Stored data entries
####################
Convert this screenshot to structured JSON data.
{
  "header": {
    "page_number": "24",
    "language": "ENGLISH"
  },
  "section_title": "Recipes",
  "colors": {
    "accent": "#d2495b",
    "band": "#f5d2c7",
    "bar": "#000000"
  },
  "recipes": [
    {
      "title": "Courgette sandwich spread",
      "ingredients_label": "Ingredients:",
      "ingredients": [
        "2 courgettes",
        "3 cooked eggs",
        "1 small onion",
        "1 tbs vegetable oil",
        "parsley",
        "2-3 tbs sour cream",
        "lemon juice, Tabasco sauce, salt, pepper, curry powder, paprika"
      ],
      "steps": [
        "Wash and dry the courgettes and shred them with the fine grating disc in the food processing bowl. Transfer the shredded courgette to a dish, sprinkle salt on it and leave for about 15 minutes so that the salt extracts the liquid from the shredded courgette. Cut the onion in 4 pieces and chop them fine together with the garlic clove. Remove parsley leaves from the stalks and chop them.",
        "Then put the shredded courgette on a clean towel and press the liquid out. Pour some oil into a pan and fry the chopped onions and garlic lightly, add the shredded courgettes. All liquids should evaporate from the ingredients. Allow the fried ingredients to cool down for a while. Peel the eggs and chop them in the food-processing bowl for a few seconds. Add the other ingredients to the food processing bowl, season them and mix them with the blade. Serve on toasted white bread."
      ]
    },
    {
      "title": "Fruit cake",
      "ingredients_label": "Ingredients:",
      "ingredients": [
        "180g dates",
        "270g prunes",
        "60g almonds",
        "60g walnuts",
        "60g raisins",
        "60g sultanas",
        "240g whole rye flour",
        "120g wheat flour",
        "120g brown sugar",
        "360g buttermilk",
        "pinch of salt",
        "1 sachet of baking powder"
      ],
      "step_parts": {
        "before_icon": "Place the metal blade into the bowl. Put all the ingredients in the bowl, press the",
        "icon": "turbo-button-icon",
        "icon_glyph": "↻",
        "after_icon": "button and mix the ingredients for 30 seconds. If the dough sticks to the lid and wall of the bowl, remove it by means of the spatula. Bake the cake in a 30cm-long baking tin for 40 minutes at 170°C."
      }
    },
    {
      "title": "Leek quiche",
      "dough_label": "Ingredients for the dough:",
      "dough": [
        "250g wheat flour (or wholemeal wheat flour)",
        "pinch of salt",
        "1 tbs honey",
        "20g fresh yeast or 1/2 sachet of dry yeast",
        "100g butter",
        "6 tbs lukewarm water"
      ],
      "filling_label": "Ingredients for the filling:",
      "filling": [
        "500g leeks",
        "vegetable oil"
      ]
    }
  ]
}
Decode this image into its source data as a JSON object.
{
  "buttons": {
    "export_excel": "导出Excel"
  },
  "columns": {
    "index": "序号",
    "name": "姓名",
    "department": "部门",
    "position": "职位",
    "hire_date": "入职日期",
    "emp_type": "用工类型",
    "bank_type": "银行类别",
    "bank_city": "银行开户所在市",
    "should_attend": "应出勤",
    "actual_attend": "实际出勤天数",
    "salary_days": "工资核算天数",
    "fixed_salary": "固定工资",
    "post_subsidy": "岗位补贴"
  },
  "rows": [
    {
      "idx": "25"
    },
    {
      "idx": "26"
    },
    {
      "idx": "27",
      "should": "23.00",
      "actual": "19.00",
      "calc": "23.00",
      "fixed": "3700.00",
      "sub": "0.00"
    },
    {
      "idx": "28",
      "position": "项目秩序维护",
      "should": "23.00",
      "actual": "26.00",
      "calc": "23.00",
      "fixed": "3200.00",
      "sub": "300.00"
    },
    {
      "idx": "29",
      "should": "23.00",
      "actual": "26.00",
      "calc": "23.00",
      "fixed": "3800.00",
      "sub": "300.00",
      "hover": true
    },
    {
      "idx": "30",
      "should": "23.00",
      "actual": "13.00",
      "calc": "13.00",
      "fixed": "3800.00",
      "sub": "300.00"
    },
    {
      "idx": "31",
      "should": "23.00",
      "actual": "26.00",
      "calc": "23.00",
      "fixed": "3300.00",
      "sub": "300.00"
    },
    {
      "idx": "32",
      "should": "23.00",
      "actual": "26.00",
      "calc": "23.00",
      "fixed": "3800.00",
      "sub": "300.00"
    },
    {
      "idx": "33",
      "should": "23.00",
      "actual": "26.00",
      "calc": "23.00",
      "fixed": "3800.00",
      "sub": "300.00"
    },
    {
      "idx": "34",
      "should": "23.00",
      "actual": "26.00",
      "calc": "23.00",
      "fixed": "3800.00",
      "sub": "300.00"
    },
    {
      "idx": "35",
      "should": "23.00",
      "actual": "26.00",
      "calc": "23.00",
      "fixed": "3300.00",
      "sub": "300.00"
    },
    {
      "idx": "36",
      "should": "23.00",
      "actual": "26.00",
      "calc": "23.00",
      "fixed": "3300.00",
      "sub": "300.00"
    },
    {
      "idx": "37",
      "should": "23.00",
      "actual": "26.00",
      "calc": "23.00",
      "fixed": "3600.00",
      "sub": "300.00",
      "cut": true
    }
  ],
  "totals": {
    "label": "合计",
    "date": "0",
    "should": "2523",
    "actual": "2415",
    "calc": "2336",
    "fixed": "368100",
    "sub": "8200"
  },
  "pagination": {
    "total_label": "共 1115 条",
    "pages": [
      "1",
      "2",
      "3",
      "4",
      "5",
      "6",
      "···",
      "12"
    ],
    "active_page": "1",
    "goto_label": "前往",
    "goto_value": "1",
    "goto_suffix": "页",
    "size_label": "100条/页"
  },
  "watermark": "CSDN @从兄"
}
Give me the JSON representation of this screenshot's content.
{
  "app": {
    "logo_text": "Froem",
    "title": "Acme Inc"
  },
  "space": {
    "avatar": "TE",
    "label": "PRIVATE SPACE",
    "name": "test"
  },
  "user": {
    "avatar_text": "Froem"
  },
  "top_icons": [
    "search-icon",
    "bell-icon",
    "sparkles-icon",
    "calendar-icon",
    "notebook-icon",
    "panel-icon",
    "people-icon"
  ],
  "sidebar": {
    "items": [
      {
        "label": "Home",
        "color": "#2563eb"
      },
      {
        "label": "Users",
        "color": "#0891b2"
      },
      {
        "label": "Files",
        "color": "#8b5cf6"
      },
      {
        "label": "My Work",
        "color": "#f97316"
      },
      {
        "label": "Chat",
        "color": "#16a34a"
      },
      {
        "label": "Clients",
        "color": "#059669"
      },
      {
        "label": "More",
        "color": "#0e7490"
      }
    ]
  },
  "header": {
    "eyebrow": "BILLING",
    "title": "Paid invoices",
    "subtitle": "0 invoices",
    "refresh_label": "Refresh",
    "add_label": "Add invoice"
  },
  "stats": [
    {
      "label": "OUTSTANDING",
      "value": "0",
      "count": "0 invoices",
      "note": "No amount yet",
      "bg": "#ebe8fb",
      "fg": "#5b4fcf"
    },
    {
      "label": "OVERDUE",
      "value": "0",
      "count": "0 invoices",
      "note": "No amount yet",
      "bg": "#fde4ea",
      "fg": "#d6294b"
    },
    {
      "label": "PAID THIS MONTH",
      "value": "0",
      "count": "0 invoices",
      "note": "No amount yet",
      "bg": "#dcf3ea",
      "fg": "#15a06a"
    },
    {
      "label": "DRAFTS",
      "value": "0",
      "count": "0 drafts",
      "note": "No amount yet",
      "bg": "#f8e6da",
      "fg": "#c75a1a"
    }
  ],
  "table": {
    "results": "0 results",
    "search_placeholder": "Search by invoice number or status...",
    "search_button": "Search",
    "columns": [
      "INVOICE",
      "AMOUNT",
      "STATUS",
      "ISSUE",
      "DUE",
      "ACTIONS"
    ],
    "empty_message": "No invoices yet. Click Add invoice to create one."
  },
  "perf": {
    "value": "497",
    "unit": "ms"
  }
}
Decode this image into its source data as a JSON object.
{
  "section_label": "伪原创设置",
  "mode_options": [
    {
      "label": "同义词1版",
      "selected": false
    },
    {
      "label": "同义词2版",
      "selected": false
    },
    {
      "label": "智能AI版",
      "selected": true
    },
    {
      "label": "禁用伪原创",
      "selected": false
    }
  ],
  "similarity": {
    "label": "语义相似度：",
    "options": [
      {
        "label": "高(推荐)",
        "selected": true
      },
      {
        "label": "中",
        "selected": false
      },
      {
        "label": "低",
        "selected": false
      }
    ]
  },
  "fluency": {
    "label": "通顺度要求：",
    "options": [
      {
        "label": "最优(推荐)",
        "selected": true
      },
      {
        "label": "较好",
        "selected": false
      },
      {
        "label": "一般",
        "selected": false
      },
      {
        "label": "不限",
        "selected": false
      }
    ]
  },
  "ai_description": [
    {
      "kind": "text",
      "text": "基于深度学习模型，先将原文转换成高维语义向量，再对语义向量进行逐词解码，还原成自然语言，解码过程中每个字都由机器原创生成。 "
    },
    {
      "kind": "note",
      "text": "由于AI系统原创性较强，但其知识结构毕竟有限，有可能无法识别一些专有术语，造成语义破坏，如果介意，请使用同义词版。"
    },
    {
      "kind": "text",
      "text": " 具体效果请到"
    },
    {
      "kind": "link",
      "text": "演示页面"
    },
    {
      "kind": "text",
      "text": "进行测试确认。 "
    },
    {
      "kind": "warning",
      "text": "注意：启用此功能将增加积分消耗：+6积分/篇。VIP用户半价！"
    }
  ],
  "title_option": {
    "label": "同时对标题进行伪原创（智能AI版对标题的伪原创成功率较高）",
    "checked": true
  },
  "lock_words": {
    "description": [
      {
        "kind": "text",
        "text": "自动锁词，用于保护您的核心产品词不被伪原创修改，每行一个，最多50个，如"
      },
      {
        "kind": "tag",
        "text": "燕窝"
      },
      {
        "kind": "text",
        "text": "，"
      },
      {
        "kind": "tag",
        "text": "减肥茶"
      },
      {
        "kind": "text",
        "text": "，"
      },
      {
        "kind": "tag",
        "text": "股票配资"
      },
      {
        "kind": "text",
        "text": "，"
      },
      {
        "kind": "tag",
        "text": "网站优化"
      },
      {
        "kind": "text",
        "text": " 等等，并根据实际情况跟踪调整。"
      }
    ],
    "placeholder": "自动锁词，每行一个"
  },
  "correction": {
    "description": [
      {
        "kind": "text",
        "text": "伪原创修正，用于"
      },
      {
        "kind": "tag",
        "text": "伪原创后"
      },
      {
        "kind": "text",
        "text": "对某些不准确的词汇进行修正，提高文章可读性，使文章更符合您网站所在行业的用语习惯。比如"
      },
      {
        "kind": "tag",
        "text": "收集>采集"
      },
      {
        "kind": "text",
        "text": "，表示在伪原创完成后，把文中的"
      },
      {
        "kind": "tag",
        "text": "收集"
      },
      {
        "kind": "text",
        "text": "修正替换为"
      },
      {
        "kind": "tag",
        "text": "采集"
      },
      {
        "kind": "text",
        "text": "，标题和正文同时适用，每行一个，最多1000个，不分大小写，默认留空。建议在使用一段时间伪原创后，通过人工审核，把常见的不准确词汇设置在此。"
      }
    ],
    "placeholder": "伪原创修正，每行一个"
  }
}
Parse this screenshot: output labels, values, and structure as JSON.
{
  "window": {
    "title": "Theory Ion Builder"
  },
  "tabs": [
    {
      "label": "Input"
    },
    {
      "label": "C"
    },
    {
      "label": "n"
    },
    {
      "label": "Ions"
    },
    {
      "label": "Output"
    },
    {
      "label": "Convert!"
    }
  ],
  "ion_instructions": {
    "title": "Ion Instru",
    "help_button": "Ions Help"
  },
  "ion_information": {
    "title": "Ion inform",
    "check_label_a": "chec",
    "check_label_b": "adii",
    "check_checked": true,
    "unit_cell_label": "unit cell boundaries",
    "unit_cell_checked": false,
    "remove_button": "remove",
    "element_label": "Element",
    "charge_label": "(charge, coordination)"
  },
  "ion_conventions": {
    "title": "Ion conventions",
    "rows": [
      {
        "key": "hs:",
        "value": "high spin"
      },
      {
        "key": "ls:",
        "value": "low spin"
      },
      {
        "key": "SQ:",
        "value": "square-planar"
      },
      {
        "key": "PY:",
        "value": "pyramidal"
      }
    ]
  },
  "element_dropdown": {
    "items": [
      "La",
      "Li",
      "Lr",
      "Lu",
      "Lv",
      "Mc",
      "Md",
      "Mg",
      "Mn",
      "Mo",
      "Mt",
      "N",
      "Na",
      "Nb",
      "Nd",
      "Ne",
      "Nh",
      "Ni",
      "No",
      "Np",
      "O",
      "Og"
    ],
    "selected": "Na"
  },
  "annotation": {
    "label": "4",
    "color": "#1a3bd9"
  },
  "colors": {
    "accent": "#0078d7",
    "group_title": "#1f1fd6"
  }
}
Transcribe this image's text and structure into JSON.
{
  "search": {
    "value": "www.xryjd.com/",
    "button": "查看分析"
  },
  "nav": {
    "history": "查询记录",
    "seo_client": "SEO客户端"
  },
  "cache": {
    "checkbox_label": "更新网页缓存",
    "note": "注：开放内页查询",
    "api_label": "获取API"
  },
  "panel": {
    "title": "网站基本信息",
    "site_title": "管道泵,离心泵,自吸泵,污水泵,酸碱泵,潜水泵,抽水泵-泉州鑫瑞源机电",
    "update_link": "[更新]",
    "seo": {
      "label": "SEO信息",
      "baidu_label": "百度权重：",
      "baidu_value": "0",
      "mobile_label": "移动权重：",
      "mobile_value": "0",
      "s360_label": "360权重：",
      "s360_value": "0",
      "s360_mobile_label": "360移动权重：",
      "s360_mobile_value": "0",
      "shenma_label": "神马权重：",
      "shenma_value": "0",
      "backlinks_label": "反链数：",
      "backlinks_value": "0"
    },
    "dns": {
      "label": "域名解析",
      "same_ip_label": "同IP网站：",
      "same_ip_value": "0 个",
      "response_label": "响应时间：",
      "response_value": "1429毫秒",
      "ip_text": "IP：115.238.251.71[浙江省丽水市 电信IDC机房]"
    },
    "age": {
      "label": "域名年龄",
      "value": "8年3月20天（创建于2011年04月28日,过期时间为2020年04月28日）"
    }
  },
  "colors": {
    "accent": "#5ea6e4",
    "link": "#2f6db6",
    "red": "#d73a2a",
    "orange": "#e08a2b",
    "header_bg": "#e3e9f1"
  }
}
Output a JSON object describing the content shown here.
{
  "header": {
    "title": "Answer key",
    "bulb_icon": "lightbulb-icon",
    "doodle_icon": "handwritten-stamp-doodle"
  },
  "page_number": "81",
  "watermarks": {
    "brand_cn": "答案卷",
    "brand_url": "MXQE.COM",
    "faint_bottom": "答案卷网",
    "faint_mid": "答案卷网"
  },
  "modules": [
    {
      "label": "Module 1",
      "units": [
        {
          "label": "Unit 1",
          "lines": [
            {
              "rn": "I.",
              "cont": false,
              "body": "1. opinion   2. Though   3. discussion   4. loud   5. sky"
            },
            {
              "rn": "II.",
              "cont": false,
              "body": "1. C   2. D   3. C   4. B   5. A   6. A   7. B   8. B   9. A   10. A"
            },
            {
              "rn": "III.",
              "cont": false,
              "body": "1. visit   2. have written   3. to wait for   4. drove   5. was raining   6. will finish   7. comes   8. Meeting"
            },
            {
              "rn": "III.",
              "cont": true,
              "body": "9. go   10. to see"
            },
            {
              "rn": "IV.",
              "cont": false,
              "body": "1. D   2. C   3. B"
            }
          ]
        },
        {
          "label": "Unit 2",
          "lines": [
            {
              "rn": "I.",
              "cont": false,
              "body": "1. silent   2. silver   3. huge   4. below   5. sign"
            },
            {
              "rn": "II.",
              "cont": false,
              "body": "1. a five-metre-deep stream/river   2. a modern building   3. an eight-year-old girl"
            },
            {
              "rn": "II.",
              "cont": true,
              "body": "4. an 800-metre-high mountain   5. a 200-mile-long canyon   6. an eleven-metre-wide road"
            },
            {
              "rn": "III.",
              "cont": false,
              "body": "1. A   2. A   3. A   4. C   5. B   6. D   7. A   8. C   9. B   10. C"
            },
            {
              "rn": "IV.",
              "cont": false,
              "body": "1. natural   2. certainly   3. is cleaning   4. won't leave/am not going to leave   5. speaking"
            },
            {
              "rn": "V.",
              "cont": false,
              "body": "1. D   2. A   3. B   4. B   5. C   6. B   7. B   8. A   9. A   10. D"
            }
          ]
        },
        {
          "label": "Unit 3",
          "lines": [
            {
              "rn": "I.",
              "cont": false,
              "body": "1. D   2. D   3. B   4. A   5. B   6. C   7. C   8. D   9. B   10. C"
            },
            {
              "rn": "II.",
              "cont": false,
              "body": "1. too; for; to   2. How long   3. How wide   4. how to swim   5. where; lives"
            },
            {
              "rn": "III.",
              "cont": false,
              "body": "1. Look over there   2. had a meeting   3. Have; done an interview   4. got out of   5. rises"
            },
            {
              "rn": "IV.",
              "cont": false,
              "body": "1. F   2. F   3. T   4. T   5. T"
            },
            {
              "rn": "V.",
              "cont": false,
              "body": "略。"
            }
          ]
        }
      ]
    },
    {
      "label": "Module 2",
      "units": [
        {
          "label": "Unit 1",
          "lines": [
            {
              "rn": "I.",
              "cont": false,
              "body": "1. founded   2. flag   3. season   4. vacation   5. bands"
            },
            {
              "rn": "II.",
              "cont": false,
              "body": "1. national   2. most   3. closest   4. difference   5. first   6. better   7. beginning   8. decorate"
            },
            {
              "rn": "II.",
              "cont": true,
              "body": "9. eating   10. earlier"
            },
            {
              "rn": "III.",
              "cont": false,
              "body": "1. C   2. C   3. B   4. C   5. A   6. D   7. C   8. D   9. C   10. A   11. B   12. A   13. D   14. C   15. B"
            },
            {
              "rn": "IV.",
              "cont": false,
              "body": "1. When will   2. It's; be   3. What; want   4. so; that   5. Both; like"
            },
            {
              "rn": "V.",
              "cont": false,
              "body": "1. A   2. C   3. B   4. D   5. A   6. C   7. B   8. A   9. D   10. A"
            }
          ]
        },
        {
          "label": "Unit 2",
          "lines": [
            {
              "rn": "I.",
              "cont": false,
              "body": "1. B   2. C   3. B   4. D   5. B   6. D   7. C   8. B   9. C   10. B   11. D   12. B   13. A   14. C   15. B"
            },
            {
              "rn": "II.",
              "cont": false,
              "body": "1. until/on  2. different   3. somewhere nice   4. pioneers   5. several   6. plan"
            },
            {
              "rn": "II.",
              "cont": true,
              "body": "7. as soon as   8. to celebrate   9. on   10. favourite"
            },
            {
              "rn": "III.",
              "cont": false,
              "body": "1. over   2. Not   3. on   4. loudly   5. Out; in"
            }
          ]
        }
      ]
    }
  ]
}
####################
WHAT TO DO: Working from the entries above, return all lines that contain "flour".

RESULT FOR THIS TASK:
        "240g whole rye flour",
        "120g wheat flour",
        "250g wheat flour (or wholemeal wheat flour)",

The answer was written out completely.